__Goal__
Copy out the records precisely, omitting pictures.

## Start Provided information

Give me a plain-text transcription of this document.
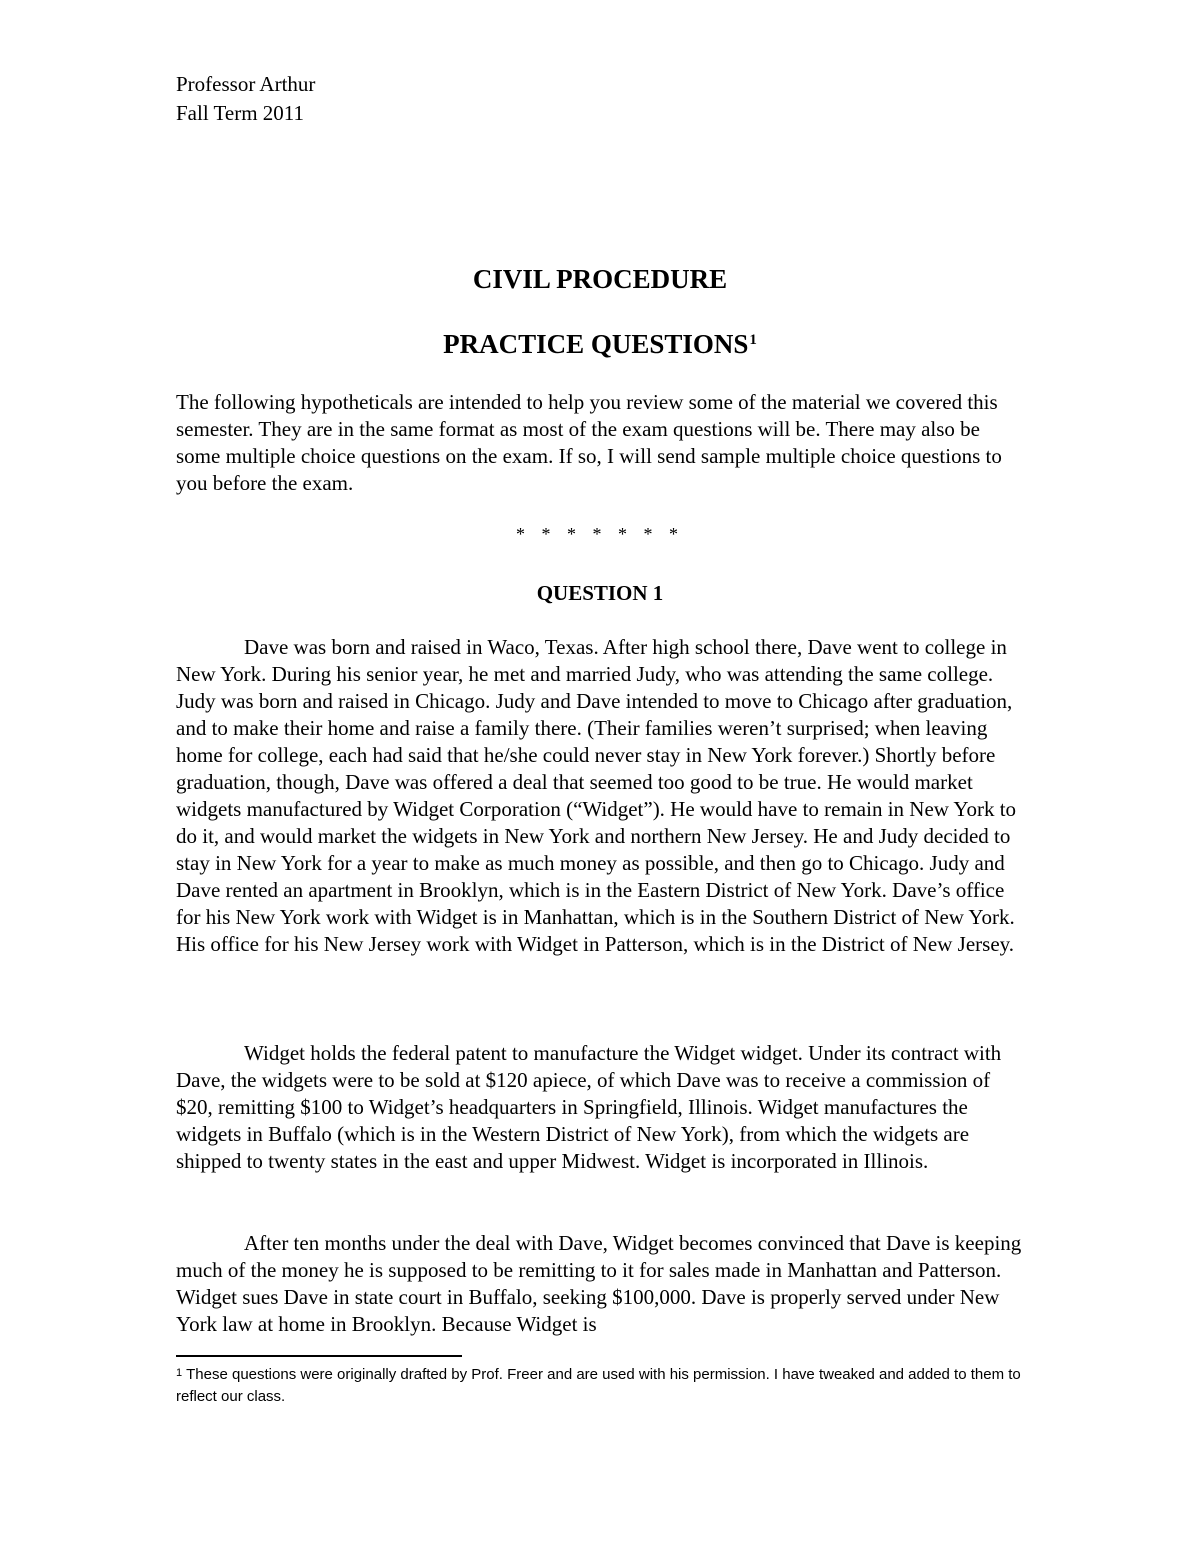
Professor Arthur
Fall Term 2011
CIVIL PROCEDURE
PRACTICE QUESTIONS$^1$

The following hypotheticals are intended to help you review some of the material we covered this semester. They are in the same format as most of the exam questions will be. There may also be some multiple choice questions on the exam. If so, I will send sample multiple choice questions to you before the exam.

* * * * * * *
QUESTION 1

Dave was born and raised in Waco, Texas. After high school there, Dave went to college in New York. During his senior year, he met and married Judy, who was attending the same college. Judy was born and raised in Chicago. Judy and Dave intended to move to Chicago after graduation, and to make their home and raise a family there. (Their families weren’t surprised; when leaving home for college, each had said that he/she could never stay in New York forever.) Shortly before graduation, though, Dave was offered a deal that seemed too good to be true. He would market widgets manufactured by Widget Corporation (“Widget”). He would have to remain in New York to do it, and would market the widgets in New York and northern New Jersey. He and Judy decided to stay in New York for a year to make as much money as possible, and then go to Chicago. Judy and Dave rented an apartment in Brooklyn, which is in the Eastern District of New York. Dave’s office for his New York work with Widget is in Manhattan, which is in the Southern District of New York. His office for his New Jersey work with Widget in Patterson, which is in the District of New Jersey.

Widget holds the federal patent to manufacture the Widget widget. Under its contract with Dave, the widgets were to be sold at $120 apiece, of which Dave was to receive a commission of $20, remitting $100 to Widget’s headquarters in Springfield, Illinois. Widget manufactures the widgets in Buffalo (which is in the Western District of New York), from which the widgets are shipped to twenty states in the east and upper Midwest. Widget is incorporated in Illinois.

After ten months under the deal with Dave, Widget becomes convinced that Dave is keeping much of the money he is supposed to be remitting to it for sales made in Manhattan and Patterson. Widget sues Dave in state court in Buffalo, seeking $100,000. Dave is properly served under New York law at home in Brooklyn. Because Widget is

$^1$ These questions were originally drafted by Prof. Freer and are used with his permission. I have tweaked and added to them to reflect our class.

## End Provided information

__Expected answer__
Give me a plain-text transcription of this document.
Professor Arthur
Fall Term 2011
CIVIL PROCEDURE
PRACTICE QUESTIONS$^1$

The following hypotheticals are intended to help you review some of the material we covered this semester. They are in the same format as most of the exam questions will be. There may also be some multiple choice questions on the exam. If so, I will send sample multiple choice questions to you before the exam.

* * * * * * *
QUESTION 1

Dave was born and raised in Waco, Texas. After high school there, Dave went to college in New York. During his senior year, he met and married Judy, who was attending the same college. Judy was born and raised in Chicago. Judy and Dave intended to move to Chicago after graduation, and to make their home and raise a family there. (Their families weren’t surprised; when leaving home for college, each had said that he/she could never stay in New York forever.) Shortly before graduation, though, Dave was offered a deal that seemed too good to be true. He would market widgets manufactured by Widget Corporation (“Widget”). He would have to remain in New York to do it, and would market the widgets in New York and northern New Jersey. He and Judy decided to stay in New York for a year to make as much money as possible, and then go to Chicago. Judy and Dave rented an apartment in Brooklyn, which is in the Eastern District of New York. Dave’s office for his New York work with Widget is in Manhattan, which is in the Southern District of New York. His office for his New Jersey work with Widget in Patterson, which is in the District of New Jersey.

Widget holds the federal patent to manufacture the Widget widget. Under its contract with Dave, the widgets were to be sold at $120 apiece, of which Dave was to receive a commission of $20, remitting $100 to Widget’s headquarters in Springfield, Illinois. Widget manufactures the widgets in Buffalo (which is in the Western District of New York), from which the widgets are shipped to twenty states in the east and upper Midwest. Widget is incorporated in Illinois.

After ten months under the deal with Dave, Widget becomes convinced that Dave is keeping much of the money he is supposed to be remitting to it for sales made in Manhattan and Patterson. Widget sues Dave in state court in Buffalo, seeking $100,000. Dave is properly served under New York law at home in Brooklyn. Because Widget is

$^1$ These questions were originally drafted by Prof. Freer and are used with his permission. I have tweaked and added to them to reflect our class.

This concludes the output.